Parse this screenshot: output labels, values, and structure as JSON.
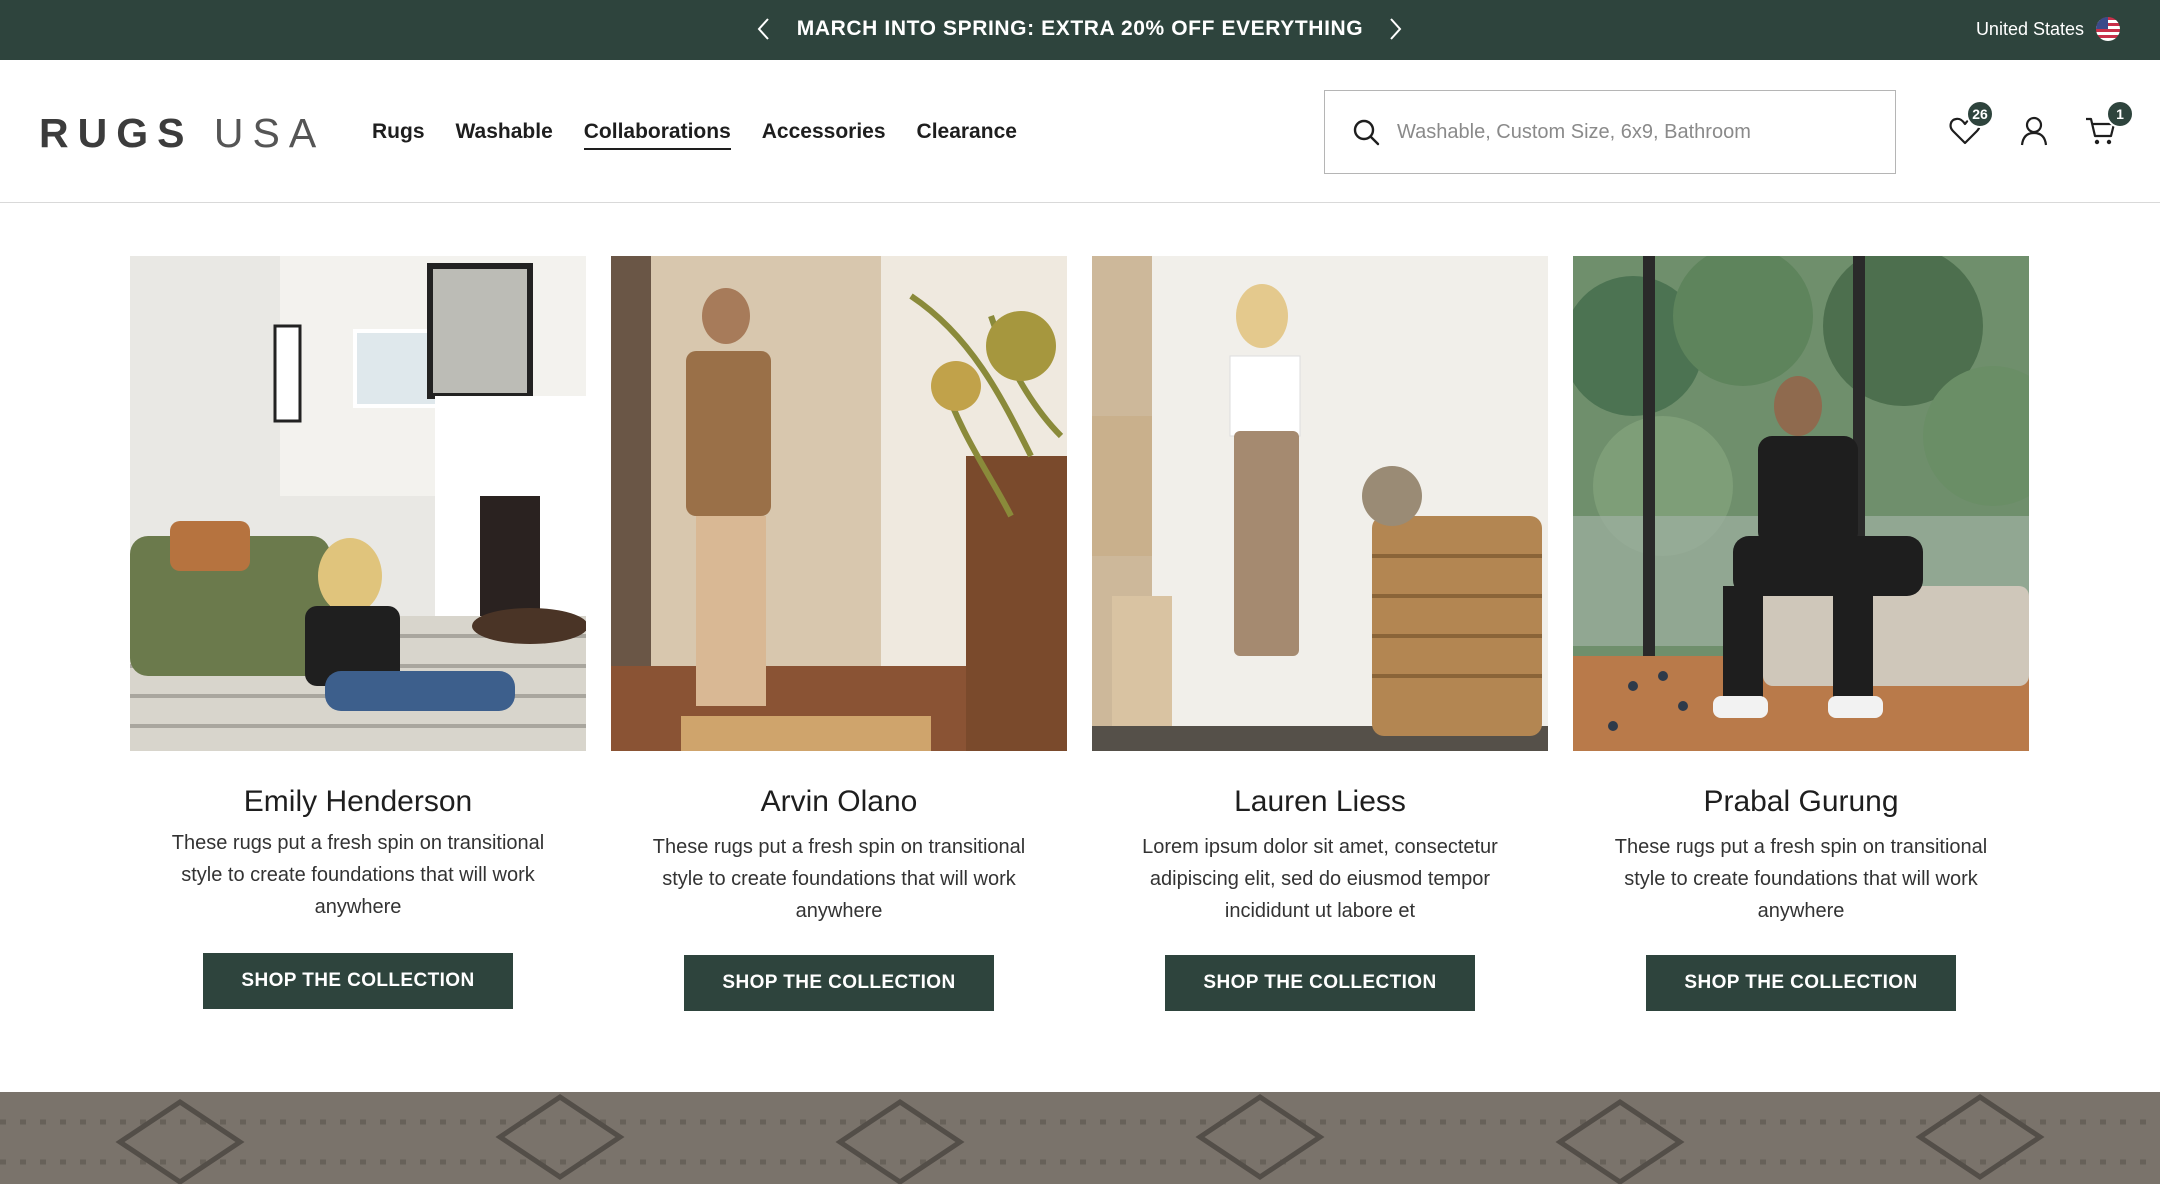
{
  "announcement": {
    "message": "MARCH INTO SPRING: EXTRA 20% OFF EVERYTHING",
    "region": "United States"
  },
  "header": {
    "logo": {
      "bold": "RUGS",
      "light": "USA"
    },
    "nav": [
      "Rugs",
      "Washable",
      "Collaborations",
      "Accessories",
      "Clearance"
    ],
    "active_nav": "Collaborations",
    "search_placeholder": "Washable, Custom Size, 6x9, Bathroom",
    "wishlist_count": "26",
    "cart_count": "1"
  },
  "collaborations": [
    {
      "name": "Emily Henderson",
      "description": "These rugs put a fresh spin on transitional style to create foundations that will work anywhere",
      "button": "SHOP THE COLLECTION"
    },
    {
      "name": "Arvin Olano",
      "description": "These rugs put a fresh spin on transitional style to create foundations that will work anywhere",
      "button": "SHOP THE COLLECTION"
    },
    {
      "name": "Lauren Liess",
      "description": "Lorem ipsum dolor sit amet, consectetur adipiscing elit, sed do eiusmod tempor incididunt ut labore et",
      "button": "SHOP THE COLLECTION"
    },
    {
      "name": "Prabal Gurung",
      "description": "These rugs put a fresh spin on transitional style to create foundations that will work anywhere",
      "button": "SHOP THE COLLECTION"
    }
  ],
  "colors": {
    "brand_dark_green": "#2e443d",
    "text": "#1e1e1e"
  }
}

══════════════════════════════

→ **TASK PROMPT**
Copy out all the entries exactly. Images stay out of the copy.

→ **TASK OUTPUT**
Parse this screenshot: output labels, values, and structure as JSON.
{
  "announcement": {
    "message": "MARCH INTO SPRING: EXTRA 20% OFF EVERYTHING",
    "region": "United States"
  },
  "header": {
    "logo": {
      "bold": "RUGS",
      "light": "USA"
    },
    "nav": [
      "Rugs",
      "Washable",
      "Collaborations",
      "Accessories",
      "Clearance"
    ],
    "active_nav": "Collaborations",
    "search_placeholder": "Washable, Custom Size, 6x9, Bathroom",
    "wishlist_count": "26",
    "cart_count": "1"
  },
  "collaborations": [
    {
      "name": "Emily Henderson",
      "description": "These rugs put a fresh spin on transitional style to create foundations that will work anywhere",
      "button": "SHOP THE COLLECTION"
    },
    {
      "name": "Arvin Olano",
      "description": "These rugs put a fresh spin on transitional style to create foundations that will work anywhere",
      "button": "SHOP THE COLLECTION"
    },
    {
      "name": "Lauren Liess",
      "description": "Lorem ipsum dolor sit amet, consectetur adipiscing elit, sed do eiusmod tempor incididunt ut labore et",
      "button": "SHOP THE COLLECTION"
    },
    {
      "name": "Prabal Gurung",
      "description": "These rugs put a fresh spin on transitional style to create foundations that will work anywhere",
      "button": "SHOP THE COLLECTION"
    }
  ],
  "colors": {
    "brand_dark_green": "#2e443d",
    "text": "#1e1e1e"
  }
}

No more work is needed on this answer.